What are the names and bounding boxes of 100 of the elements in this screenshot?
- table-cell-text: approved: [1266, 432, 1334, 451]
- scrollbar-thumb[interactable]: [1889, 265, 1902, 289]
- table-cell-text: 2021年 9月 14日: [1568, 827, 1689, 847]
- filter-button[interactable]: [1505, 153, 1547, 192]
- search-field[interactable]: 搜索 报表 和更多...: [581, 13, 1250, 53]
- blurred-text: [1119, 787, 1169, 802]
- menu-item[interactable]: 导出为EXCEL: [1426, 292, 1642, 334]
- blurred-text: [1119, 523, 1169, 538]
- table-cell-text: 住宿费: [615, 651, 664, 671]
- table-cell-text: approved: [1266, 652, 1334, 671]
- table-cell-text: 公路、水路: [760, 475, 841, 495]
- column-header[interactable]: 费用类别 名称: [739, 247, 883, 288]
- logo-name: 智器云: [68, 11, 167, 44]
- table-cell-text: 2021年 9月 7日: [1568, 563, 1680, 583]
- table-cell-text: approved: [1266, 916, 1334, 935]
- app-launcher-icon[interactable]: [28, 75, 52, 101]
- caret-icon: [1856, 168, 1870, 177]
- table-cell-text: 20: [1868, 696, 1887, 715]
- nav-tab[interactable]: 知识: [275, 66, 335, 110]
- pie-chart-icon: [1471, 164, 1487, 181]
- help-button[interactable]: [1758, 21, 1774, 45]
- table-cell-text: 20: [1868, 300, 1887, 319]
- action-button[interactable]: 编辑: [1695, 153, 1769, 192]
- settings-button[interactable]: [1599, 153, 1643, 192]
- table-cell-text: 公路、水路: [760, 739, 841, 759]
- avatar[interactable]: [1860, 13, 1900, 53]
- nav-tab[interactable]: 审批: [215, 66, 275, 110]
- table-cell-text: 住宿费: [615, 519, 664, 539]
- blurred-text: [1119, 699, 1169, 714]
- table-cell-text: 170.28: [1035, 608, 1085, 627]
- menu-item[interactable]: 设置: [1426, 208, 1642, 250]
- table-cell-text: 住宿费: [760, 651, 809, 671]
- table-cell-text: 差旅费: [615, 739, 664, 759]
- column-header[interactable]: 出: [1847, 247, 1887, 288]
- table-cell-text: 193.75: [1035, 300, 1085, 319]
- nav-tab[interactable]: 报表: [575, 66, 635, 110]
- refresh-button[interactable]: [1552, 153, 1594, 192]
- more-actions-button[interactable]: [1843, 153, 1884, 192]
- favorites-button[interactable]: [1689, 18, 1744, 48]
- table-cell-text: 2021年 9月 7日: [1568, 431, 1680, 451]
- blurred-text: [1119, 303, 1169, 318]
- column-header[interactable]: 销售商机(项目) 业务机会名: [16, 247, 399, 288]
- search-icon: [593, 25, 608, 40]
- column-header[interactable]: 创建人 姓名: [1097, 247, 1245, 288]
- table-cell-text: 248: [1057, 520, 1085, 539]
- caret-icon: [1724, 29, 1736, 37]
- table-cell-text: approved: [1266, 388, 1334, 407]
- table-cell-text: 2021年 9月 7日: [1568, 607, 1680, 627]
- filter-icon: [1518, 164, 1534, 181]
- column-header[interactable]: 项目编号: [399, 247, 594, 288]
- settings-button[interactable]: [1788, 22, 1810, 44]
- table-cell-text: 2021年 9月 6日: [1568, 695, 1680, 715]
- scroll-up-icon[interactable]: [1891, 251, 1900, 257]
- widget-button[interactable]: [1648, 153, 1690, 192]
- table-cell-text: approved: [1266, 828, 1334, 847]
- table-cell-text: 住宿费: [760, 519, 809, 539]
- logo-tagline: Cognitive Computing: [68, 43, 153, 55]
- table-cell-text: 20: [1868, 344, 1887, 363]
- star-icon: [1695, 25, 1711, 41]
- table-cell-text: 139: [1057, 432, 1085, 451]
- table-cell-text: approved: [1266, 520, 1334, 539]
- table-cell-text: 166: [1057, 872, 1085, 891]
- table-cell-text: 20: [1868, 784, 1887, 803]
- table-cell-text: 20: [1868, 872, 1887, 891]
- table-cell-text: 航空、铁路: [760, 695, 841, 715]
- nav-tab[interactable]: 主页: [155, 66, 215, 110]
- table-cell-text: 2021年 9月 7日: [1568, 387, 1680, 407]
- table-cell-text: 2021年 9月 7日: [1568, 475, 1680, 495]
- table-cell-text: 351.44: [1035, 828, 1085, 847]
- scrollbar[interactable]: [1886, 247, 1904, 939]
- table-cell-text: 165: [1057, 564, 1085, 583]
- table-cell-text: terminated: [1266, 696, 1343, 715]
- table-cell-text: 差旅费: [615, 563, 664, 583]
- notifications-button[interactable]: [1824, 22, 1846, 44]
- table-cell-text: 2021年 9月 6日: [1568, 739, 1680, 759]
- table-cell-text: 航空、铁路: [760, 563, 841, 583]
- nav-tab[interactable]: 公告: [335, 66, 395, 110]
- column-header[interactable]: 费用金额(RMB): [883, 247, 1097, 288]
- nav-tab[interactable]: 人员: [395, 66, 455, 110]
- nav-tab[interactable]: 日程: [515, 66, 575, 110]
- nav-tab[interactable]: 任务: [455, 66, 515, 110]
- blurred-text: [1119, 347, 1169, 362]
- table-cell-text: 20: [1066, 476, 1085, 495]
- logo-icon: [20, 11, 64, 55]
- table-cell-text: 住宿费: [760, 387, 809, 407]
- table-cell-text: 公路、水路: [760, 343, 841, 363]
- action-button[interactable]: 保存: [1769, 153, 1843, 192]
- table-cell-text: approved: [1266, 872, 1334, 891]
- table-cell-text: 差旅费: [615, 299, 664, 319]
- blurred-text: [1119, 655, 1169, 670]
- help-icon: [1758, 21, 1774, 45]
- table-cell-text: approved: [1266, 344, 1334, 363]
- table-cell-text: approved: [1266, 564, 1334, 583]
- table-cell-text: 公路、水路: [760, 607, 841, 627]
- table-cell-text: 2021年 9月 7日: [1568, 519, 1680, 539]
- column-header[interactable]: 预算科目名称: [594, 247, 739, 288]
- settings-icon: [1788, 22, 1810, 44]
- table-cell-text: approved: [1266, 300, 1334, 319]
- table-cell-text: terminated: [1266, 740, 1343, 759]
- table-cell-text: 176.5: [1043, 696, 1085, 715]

## SET PROBLEM
Rewrite all of the records, putting "rejected" wherever "approved" appears and keeping every other line the same.

## FULL ANSWER
What are the names and bounding boxes of 100 of the elements in this screenshot?
- table-cell-text: rejected: [1266, 432, 1334, 451]
- scrollbar-thumb[interactable]: [1889, 265, 1902, 289]
- table-cell-text: 2021年 9月 14日: [1568, 827, 1689, 847]
- filter-button[interactable]: [1505, 153, 1547, 192]
- search-field[interactable]: 搜索 报表 和更多...: [581, 13, 1250, 53]
- blurred-text: [1119, 787, 1169, 802]
- menu-item[interactable]: 导出为EXCEL: [1426, 292, 1642, 334]
- blurred-text: [1119, 523, 1169, 538]
- table-cell-text: 住宿费: [615, 651, 664, 671]
- table-cell-text: rejected: [1266, 652, 1334, 671]
- table-cell-text: 公路、水路: [760, 475, 841, 495]
- column-header[interactable]: 费用类别 名称: [739, 247, 883, 288]
- logo-name: 智器云: [68, 11, 167, 44]
- table-cell-text: 2021年 9月 7日: [1568, 563, 1680, 583]
- table-cell-text: rejected: [1266, 916, 1334, 935]
- app-launcher-icon[interactable]: [28, 75, 52, 101]
- caret-icon: [1856, 168, 1870, 177]
- table-cell-text: 20: [1868, 696, 1887, 715]
- nav-tab[interactable]: 知识: [275, 66, 335, 110]
- pie-chart-icon: [1471, 164, 1487, 181]
- help-button[interactable]: [1758, 21, 1774, 45]
- table-cell-text: 20: [1868, 300, 1887, 319]
- action-button[interactable]: 编辑: [1695, 153, 1769, 192]
- settings-button[interactable]: [1599, 153, 1643, 192]
- table-cell-text: 公路、水路: [760, 739, 841, 759]
- avatar[interactable]: [1860, 13, 1900, 53]
- nav-tab[interactable]: 审批: [215, 66, 275, 110]
- table-cell-text: 住宿费: [615, 519, 664, 539]
- blurred-text: [1119, 699, 1169, 714]
- table-cell-text: 170.28: [1035, 608, 1085, 627]
- menu-item[interactable]: 设置: [1426, 208, 1642, 250]
- table-cell-text: 住宿费: [760, 651, 809, 671]
- table-cell-text: 差旅费: [615, 739, 664, 759]
- column-header[interactable]: 出: [1847, 247, 1887, 288]
- table-cell-text: 193.75: [1035, 300, 1085, 319]
- nav-tab[interactable]: 报表: [575, 66, 635, 110]
- refresh-button[interactable]: [1552, 153, 1594, 192]
- more-actions-button[interactable]: [1843, 153, 1884, 192]
- favorites-button[interactable]: [1689, 18, 1744, 48]
- table-cell-text: 2021年 9月 7日: [1568, 431, 1680, 451]
- blurred-text: [1119, 303, 1169, 318]
- column-header[interactable]: 销售商机(项目) 业务机会名: [16, 247, 399, 288]
- search-icon: [593, 25, 608, 40]
- column-header[interactable]: 创建人 姓名: [1097, 247, 1245, 288]
- table-cell-text: 248: [1057, 520, 1085, 539]
- caret-icon: [1724, 29, 1736, 37]
- table-cell-text: rejected: [1266, 388, 1334, 407]
- table-cell-text: 2021年 9月 7日: [1568, 607, 1680, 627]
- filter-icon: [1518, 164, 1534, 181]
- column-header[interactable]: 项目编号: [399, 247, 594, 288]
- settings-button[interactable]: [1788, 22, 1810, 44]
- table-cell-text: 2021年 9月 6日: [1568, 695, 1680, 715]
- scroll-up-icon[interactable]: [1891, 251, 1900, 257]
- widget-button[interactable]: [1648, 153, 1690, 192]
- table-cell-text: rejected: [1266, 828, 1334, 847]
- table-cell-text: 住宿费: [760, 519, 809, 539]
- logo-tagline: Cognitive Computing: [68, 43, 153, 55]
- table-cell-text: 20: [1868, 344, 1887, 363]
- star-icon: [1695, 25, 1711, 41]
- table-cell-text: 139: [1057, 432, 1085, 451]
- table-cell-text: rejected: [1266, 520, 1334, 539]
- table-cell-text: 166: [1057, 872, 1085, 891]
- table-cell-text: 20: [1868, 784, 1887, 803]
- table-cell-text: 20: [1868, 872, 1887, 891]
- table-cell-text: 航空、铁路: [760, 695, 841, 715]
- nav-tab[interactable]: 主页: [155, 66, 215, 110]
- table-cell-text: 2021年 9月 7日: [1568, 387, 1680, 407]
- table-cell-text: 2021年 9月 7日: [1568, 475, 1680, 495]
- table-cell-text: 351.44: [1035, 828, 1085, 847]
- scrollbar[interactable]: [1886, 247, 1904, 939]
- table-cell-text: 165: [1057, 564, 1085, 583]
- table-cell-text: terminated: [1266, 696, 1343, 715]
- table-cell-text: 差旅费: [615, 563, 664, 583]
- notifications-button[interactable]: [1824, 22, 1846, 44]
- table-cell-text: 2021年 9月 6日: [1568, 739, 1680, 759]
- table-cell-text: 航空、铁路: [760, 563, 841, 583]
- nav-tab[interactable]: 公告: [335, 66, 395, 110]
- column-header[interactable]: 费用金额(RMB): [883, 247, 1097, 288]
- nav-tab[interactable]: 人员: [395, 66, 455, 110]
- nav-tab[interactable]: 日程: [515, 66, 575, 110]
- nav-tab[interactable]: 任务: [455, 66, 515, 110]
- blurred-text: [1119, 347, 1169, 362]
- table-cell-text: 20: [1066, 476, 1085, 495]
- logo-icon: [20, 11, 64, 55]
- table-cell-text: 住宿费: [760, 387, 809, 407]
- table-cell-text: 公路、水路: [760, 343, 841, 363]
- action-button[interactable]: 保存: [1769, 153, 1843, 192]
- table-cell-text: rejected: [1266, 872, 1334, 891]
- table-cell-text: 差旅费: [615, 299, 664, 319]
- blurred-text: [1119, 655, 1169, 670]
- help-icon: [1758, 21, 1774, 45]
- table-cell-text: rejected: [1266, 344, 1334, 363]
- table-cell-text: rejected: [1266, 564, 1334, 583]
- table-cell-text: 公路、水路: [760, 607, 841, 627]
- table-cell-text: 2021年 9月 7日: [1568, 519, 1680, 539]
- column-header[interactable]: 预算科目名称: [594, 247, 739, 288]
- settings-icon: [1788, 22, 1810, 44]
- table-cell-text: rejected: [1266, 300, 1334, 319]
- table-cell-text: terminated: [1266, 740, 1343, 759]
- table-cell-text: 176.5: [1043, 696, 1085, 715]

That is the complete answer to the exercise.